-- START EXCERPTED RECORDS --

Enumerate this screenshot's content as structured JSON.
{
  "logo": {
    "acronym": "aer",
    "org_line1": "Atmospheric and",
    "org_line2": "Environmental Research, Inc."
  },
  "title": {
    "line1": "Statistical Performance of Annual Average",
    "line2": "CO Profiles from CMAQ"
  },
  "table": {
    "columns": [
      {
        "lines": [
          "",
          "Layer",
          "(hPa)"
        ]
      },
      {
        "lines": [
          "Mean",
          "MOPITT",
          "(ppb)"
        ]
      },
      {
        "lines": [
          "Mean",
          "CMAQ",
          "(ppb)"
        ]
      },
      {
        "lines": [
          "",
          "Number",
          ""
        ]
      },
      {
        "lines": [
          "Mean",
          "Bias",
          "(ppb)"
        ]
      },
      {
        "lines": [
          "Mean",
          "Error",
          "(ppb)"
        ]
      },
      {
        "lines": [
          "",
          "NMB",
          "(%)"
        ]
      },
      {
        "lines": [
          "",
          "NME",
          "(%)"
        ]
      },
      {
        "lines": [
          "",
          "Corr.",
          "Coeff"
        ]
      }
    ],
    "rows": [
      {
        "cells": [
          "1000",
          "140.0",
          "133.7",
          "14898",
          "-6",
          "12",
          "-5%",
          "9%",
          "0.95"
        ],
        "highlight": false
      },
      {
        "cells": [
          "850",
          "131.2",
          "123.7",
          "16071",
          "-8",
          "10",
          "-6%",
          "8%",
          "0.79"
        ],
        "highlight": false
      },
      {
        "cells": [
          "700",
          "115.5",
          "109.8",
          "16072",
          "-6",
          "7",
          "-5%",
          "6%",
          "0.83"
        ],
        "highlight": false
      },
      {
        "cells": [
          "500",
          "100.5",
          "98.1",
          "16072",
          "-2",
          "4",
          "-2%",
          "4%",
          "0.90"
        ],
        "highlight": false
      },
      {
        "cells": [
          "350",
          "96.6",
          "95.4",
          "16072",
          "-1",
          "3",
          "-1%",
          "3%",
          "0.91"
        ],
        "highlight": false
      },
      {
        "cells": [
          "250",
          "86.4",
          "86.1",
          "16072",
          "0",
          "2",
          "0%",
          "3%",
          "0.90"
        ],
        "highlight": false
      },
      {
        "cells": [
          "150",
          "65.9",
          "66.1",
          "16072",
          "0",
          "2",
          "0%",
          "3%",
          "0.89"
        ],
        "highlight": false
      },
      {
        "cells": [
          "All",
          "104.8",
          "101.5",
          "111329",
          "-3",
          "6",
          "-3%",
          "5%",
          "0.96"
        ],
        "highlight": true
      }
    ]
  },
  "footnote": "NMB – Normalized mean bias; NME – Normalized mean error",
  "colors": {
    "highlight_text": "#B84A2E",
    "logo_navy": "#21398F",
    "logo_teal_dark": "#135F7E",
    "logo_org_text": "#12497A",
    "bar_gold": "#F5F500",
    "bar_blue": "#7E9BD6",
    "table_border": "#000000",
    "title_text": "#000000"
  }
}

-- END EXCERPTED RECORDS --

▶ _GOAL OF THE EXERCISE_
Copy out each record, keeping every word as it is.

▶ _SOLUTION TO THE PROBLEM_
Enumerate this screenshot's content as structured JSON.
{
  "logo": {
    "acronym": "aer",
    "org_line1": "Atmospheric and",
    "org_line2": "Environmental Research, Inc."
  },
  "title": {
    "line1": "Statistical Performance of Annual Average",
    "line2": "CO Profiles from CMAQ"
  },
  "table": {
    "columns": [
      {
        "lines": [
          "",
          "Layer",
          "(hPa)"
        ]
      },
      {
        "lines": [
          "Mean",
          "MOPITT",
          "(ppb)"
        ]
      },
      {
        "lines": [
          "Mean",
          "CMAQ",
          "(ppb)"
        ]
      },
      {
        "lines": [
          "",
          "Number",
          ""
        ]
      },
      {
        "lines": [
          "Mean",
          "Bias",
          "(ppb)"
        ]
      },
      {
        "lines": [
          "Mean",
          "Error",
          "(ppb)"
        ]
      },
      {
        "lines": [
          "",
          "NMB",
          "(%)"
        ]
      },
      {
        "lines": [
          "",
          "NME",
          "(%)"
        ]
      },
      {
        "lines": [
          "",
          "Corr.",
          "Coeff"
        ]
      }
    ],
    "rows": [
      {
        "cells": [
          "1000",
          "140.0",
          "133.7",
          "14898",
          "-6",
          "12",
          "-5%",
          "9%",
          "0.95"
        ],
        "highlight": false
      },
      {
        "cells": [
          "850",
          "131.2",
          "123.7",
          "16071",
          "-8",
          "10",
          "-6%",
          "8%",
          "0.79"
        ],
        "highlight": false
      },
      {
        "cells": [
          "700",
          "115.5",
          "109.8",
          "16072",
          "-6",
          "7",
          "-5%",
          "6%",
          "0.83"
        ],
        "highlight": false
      },
      {
        "cells": [
          "500",
          "100.5",
          "98.1",
          "16072",
          "-2",
          "4",
          "-2%",
          "4%",
          "0.90"
        ],
        "highlight": false
      },
      {
        "cells": [
          "350",
          "96.6",
          "95.4",
          "16072",
          "-1",
          "3",
          "-1%",
          "3%",
          "0.91"
        ],
        "highlight": false
      },
      {
        "cells": [
          "250",
          "86.4",
          "86.1",
          "16072",
          "0",
          "2",
          "0%",
          "3%",
          "0.90"
        ],
        "highlight": false
      },
      {
        "cells": [
          "150",
          "65.9",
          "66.1",
          "16072",
          "0",
          "2",
          "0%",
          "3%",
          "0.89"
        ],
        "highlight": false
      },
      {
        "cells": [
          "All",
          "104.8",
          "101.5",
          "111329",
          "-3",
          "6",
          "-3%",
          "5%",
          "0.96"
        ],
        "highlight": true
      }
    ]
  },
  "footnote": "NMB – Normalized mean bias; NME – Normalized mean error",
  "colors": {
    "highlight_text": "#B84A2E",
    "logo_navy": "#21398F",
    "logo_teal_dark": "#135F7E",
    "logo_org_text": "#12497A",
    "bar_gold": "#F5F500",
    "bar_blue": "#7E9BD6",
    "table_border": "#000000",
    "title_text": "#000000"
  }
}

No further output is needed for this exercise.